## STATED EXERCISE:
How many lines of these entries hold the string "this"? Answer with the number alone.

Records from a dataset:
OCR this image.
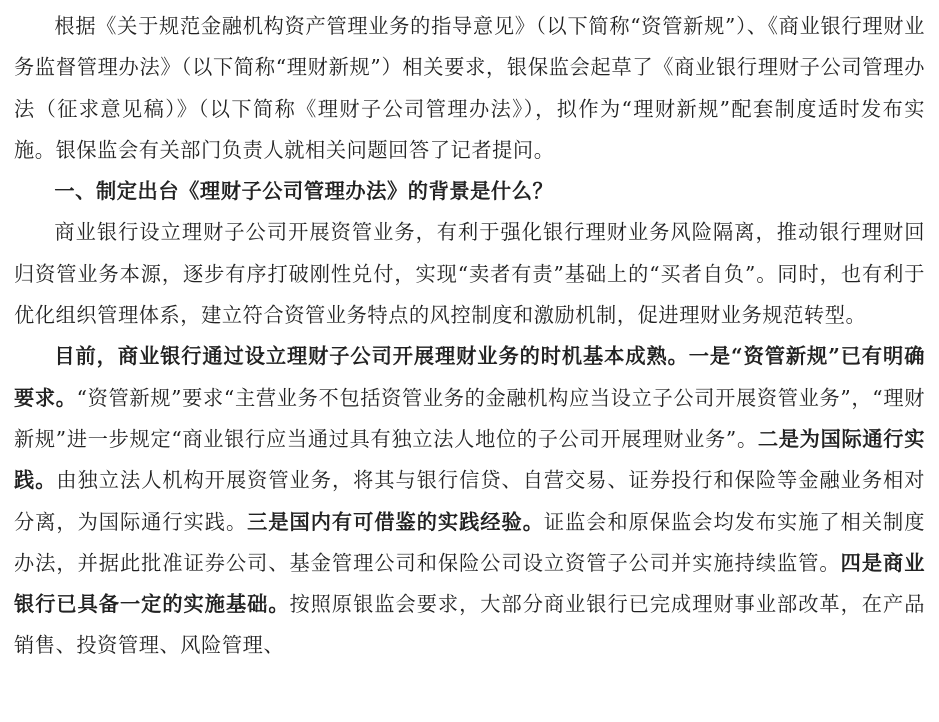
根据《关于规范金融机构资产管理业务的指导意见》（以下简称“资管新规”）、《商业银行理财业务监督管理办法》（以下简称“理财新规”）相关要求，银保监会起草了《商业银行理财子公司管理办法（征求意见稿）》（以下简称《理财子公司管理办法》），拟作为“理财新规”配套制度适时发布实施。银保监会有关部门负责人就相关问题回答了记者提问。

一、制定出台《理财子公司管理办法》的背景是什么？

商业银行设立理财子公司开展资管业务，有利于强化银行理财业务风险隔离，推动银行理财回归资管业务本源，逐步有序打破刚性兑付，实现“卖者有责”基础上的“买者自负”。同时，也有利于优化组织管理体系，建立符合资管业务特点的风控制度和激励机制，促进理财业务规范转型。

目前，商业银行通过设立理财子公司开展理财业务的时机基本成熟。一是“资管新规”已有明确要求。“资管新规”要求“主营业务不包括资管业务的金融机构应当设立子公司开展资管业务”，“理财新规”进一步规定“商业银行应当通过具有独立法人地位的子公司开展理财业务”。二是为国际通行实践。由独立法人机构开展资管业务，将其与银行信贷、自营交易、证券投行和保险等金融业务相对分离，为国际通行实践。三是国内有可借鉴的实践经验。证监会和原保监会均发布实施了相关制度办法，并据此批准证券公司、基金管理公司和保险公司设立资管子公司并实施持续监管。四是商业银行已具备一定的实施基础。按照原银监会要求，大部分商业银行已完成理财事业部改革，在产品销售、投资管理、风险管理、
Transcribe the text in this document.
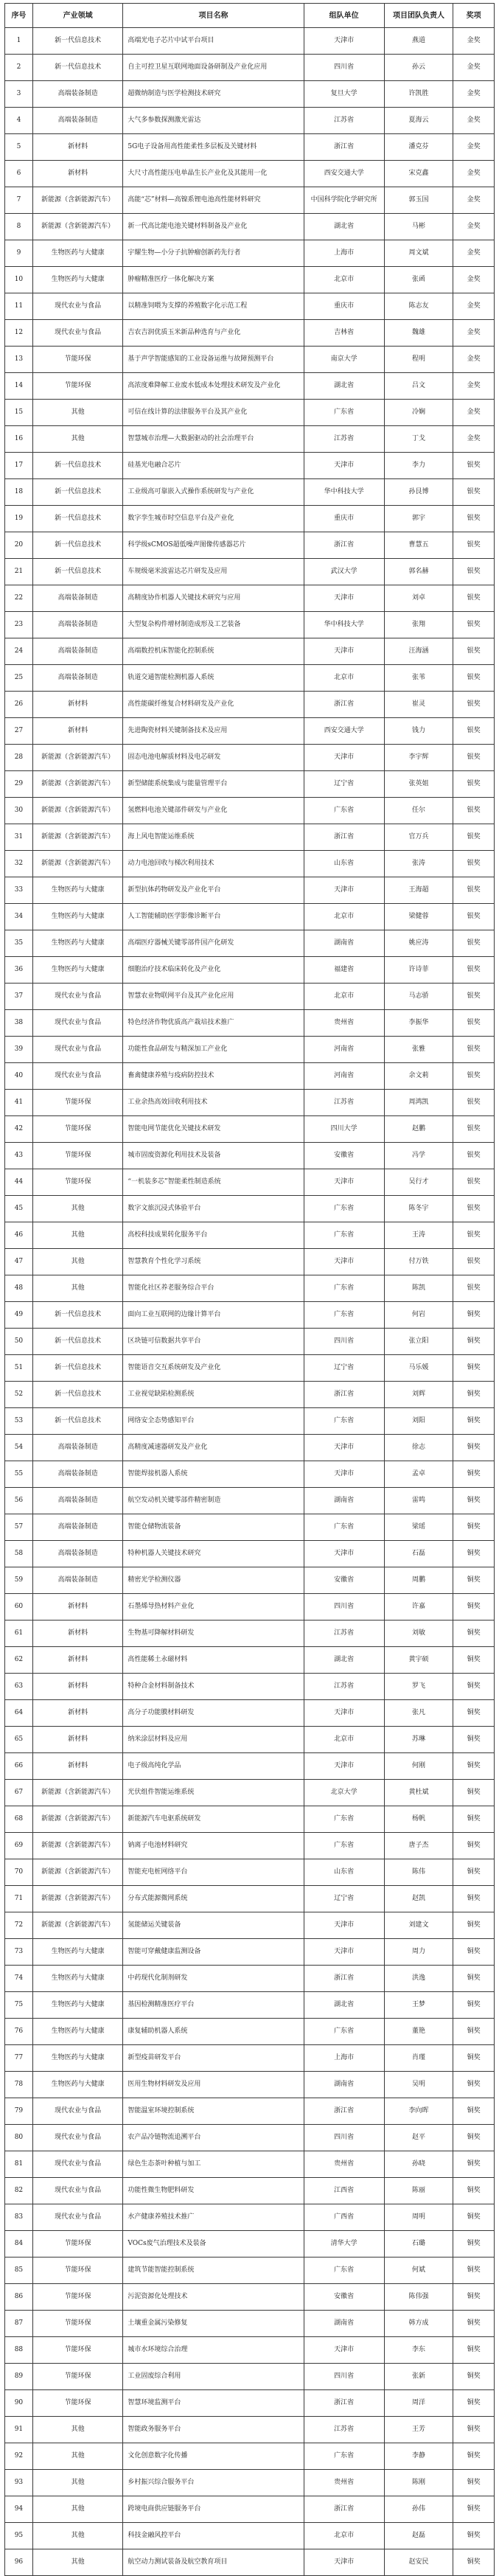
序号	产业领域	项目名称	组队单位	项目团队负责人	奖项
1	新一代信息技术	高端光电子芯片中试平台项目	天津市	燕道	金奖
2	新一代信息技术	自主可控卫星互联网地面设备研制及产业化应用	四川省	孙云	金奖
3	高端装备制造	超微纳制造与医学检测技术研究	复旦大学	许凯胜	金奖
4	高端装备制造	大气多参数探测激光雷达	江苏省	夏海云	金奖
5	新材料	5G电子设备用高性能柔性多层板及关键材料	浙江省	潘克芬	金奖
6	新材料	大尺寸高性能压电单晶生长产业化及其能用一化	西安交通大学	宋克鑫	金奖
7	新能源（含新能源汽车）	高能“芯”材料—高镍系锂电池高性能材料研究	中国科学院化学研究所	郭玉国	金奖
8	新能源（含新能源汽车）	新一代高比能电池关键材料制备及产业化	湖北省	马彬	金奖
9	生物医药与大健康	宇耀生物—小分子抗肿瘤创新药先行者	上海市	周文斌	金奖
10	生物医药与大健康	肿瘤精准医疗一体化解决方案	北京市	张函	金奖
11	现代农业与食品	以精准饲喂为支撑的养殖数字化示范工程	重庆市	陈志友	金奖
12	现代农业与食品	吉农吉润优质玉米新品种选育与产业化	吉林省	魏雄	金奖
13	节能环保	基于声学智能感知的工业设备运维与故障预测平台	南京大学	程明	金奖
14	节能环保	高浓度难降解工业废水低成本处理技术研发及产业化	湖北省	吕文	金奖
15	其他	可信在线计算的法律服务平台及其产业化	广东省	冷娴	金奖
16	其他	智慧城市治理—大数据驱动的社会治理平台	江苏省	丁戈	金奖
17	新一代信息技术	硅基光电融合芯片	天津市	李力	银奖
18	新一代信息技术	工业级高可靠嵌入式操作系统研发与产业化	华中科技大学	孙艮博	银奖
19	新一代信息技术	数字孪生城市时空信息平台及产业化	重庆市	郭宇	银奖
20	新一代信息技术	科学级sCMOS超低噪声图像传感器芯片	浙江省	曹慧五	银奖
21	新一代信息技术	车规级毫米波雷达芯片研发及应用	武汉大学	郭名赫	银奖
22	高端装备制造	高精度协作机器人关键技术研究与应用	天津市	刘卓	银奖
23	高端装备制造	大型复杂构件增材制造成形及工艺装备	华中科技大学	张翔	银奖
24	高端装备制造	高端数控机床智能化控制系统	天津市	汪海涵	银奖
25	高端装备制造	轨道交通智能检测机器人系统	北京市	张苇	银奖
26	新材料	高性能碳纤维复合材料研发及产业化	浙江省	崔灵	银奖
27	新材料	先进陶瓷材料关键制备技术及应用	西安交通大学	钱力	银奖
28	新能源（含新能源汽车）	固态电池电解质材料及电芯研发	天津市	李宇辉	银奖
29	新能源（含新能源汽车）	新型储能系统集成与能量管理平台	辽宁省	张英姐	银奖
30	新能源（含新能源汽车）	氢燃料电池关键部件研发与产业化	广东省	任尔	银奖
31	新能源（含新能源汽车）	海上风电智能运维系统	浙江省	官万兵	银奖
32	新能源（含新能源汽车）	动力电池回收与梯次利用技术	山东省	张涛	银奖
33	生物医药与大健康	新型抗体药物研发及产业化平台	天津市	王海超	银奖
34	生物医药与大健康	人工智能辅助医学影像诊断平台	北京市	梁健蓉	银奖
35	生物医药与大健康	高端医疗器械关键零部件国产化研发	湖南省	姚应涛	银奖
36	生物医药与大健康	细胞治疗技术临床转化及产业化	福建省	许诗菲	银奖
37	现代农业与食品	智慧农业物联网平台及其产业化应用	北京市	马志骄	银奖
38	现代农业与食品	特色经济作物优质高产栽培技术推广	贵州省	李振华	银奖
39	现代农业与食品	功能性食品研发与精深加工产业化	河南省	张雅	银奖
40	现代农业与食品	畜禽健康养殖与疫病防控技术	河南省	余文莉	银奖
41	节能环保	工业余热高效回收利用技术	江苏省	周鸿凯	银奖
42	节能环保	智能电网节能优化关键技术研发	四川大学	赵鹏	银奖
43	节能环保	城市固废资源化利用技术及装备	安徽省	冯学	银奖
44	节能环保	“一机装多芯”智能柔性制造系统	天津市	吴行才	银奖
45	其他	数字文旅沉浸式体验平台	广东省	陈冬宇	银奖
46	其他	高校科技成果转化服务平台	广东省	王涛	银奖
47	其他	智慧教育个性化学习系统	天津市	付万铁	银奖
48	其他	智能化社区养老服务综合平台	广东省	陈凯	银奖
49	新一代信息技术	面向工业互联网的边缘计算平台	广东省	何岩	铜奖
50	新一代信息技术	区块链可信数据共享平台	四川省	张立阳	铜奖
51	新一代信息技术	智能语音交互系统研发及产业化	辽宁省	马乐媛	铜奖
52	新一代信息技术	工业视觉缺陷检测系统	浙江省	刘辉	铜奖
53	新一代信息技术	网络安全态势感知平台	广东省	刘阳	铜奖
54	高端装备制造	高精度减速器研发及产业化	天津市	徐志	铜奖
55	高端装备制造	智能焊接机器人系统	天津市	孟卓	铜奖
56	高端装备制造	航空发动机关键零部件精密制造	湖南省	雷鸣	铜奖
57	高端装备制造	智能仓储物流装备	广东省	梁瑶	铜奖
58	高端装备制造	特种机器人关键技术研究	天津市	石磊	铜奖
59	高端装备制造	精密光学检测仪器	安徽省	周鹏	铜奖
60	新材料	石墨烯导热材料产业化	四川省	许嘉	铜奖
61	新材料	生物基可降解材料研发	江苏省	刘敏	铜奖
62	新材料	高性能稀土永磁材料	湖北省	黄宇硕	铜奖
63	新材料	特种合金材料制备技术	江苏省	罗飞	铜奖
64	新材料	高分子功能膜材料研发	天津市	张凡	铜奖
65	新材料	纳米涂层材料及应用	北京市	苏琳	铜奖
66	新材料	电子级高纯化学品	天津市	何刚	铜奖
67	新能源（含新能源汽车）	光伏组件智能运维系统	北京大学	黄杜斌	铜奖
68	新能源（含新能源汽车）	新能源汽车电驱系统研发	广东省	杨帆	铜奖
69	新能源（含新能源汽车）	钠离子电池材料研究	广东省	唐子杰	铜奖
70	新能源（含新能源汽车）	智能充电桩网络平台	山东省	陈伟	铜奖
71	新能源（含新能源汽车）	分布式能源微网系统	辽宁省	赵凯	铜奖
72	新能源（含新能源汽车）	氢能储运关键装备	天津市	刘建文	铜奖
73	生物医药与大健康	智能可穿戴健康监测设备	天津市	周力	铜奖
74	生物医药与大健康	中药现代化制剂研发	浙江省	洪逸	铜奖
75	生物医药与大健康	基因检测精准医疗平台	湖北省	王梦	铜奖
76	生物医药与大健康	康复辅助机器人系统	广东省	董艳	铜奖
77	生物医药与大健康	新型疫苗研发平台	上海市	肖瑾	铜奖
78	生物医药与大健康	医用生物材料研发及应用	湖南省	吴明	铜奖
79	现代农业与食品	智能温室环境控制系统	浙江省	李向晖	铜奖
80	现代农业与食品	农产品冷链物流追溯平台	四川省	赵平	铜奖
81	现代农业与食品	绿色生态茶叶种植与加工	贵州省	孙晓	铜奖
82	现代农业与食品	功能性微生物肥料研发	江西省	陈丽	铜奖
83	现代农业与食品	水产健康养殖技术推广	广西省	周明	铜奖
84	节能环保	VOCs废气治理技术及装备	清华大学	石璐	铜奖
85	节能环保	建筑节能智能控制系统	广东省	何斌	铜奖
86	节能环保	污泥资源化处理技术	安徽省	陈伟强	铜奖
87	节能环保	土壤重金属污染修复	湖南省	韩方成	铜奖
88	节能环保	城市水环境综合治理	天津市	李东	铜奖
89	节能环保	工业固废综合利用	四川省	张新	铜奖
90	节能环保	智慧环境监测平台	浙江省	周洋	铜奖
91	其他	智能政务服务平台	江苏省	王芳	铜奖
92	其他	文化创意数字化传播	广东省	李静	铜奖
93	其他	乡村振兴综合服务平台	贵州省	陈刚	铜奖
94	其他	跨境电商供应链服务平台	浙江省	孙伟	铜奖
95	其他	科技金融风控平台	北京市	赵磊	铜奖
96	其他	航空动力测试装备及航空教育项目	天津市	赵安民	铜奖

## SOLVED PROBLEM:
2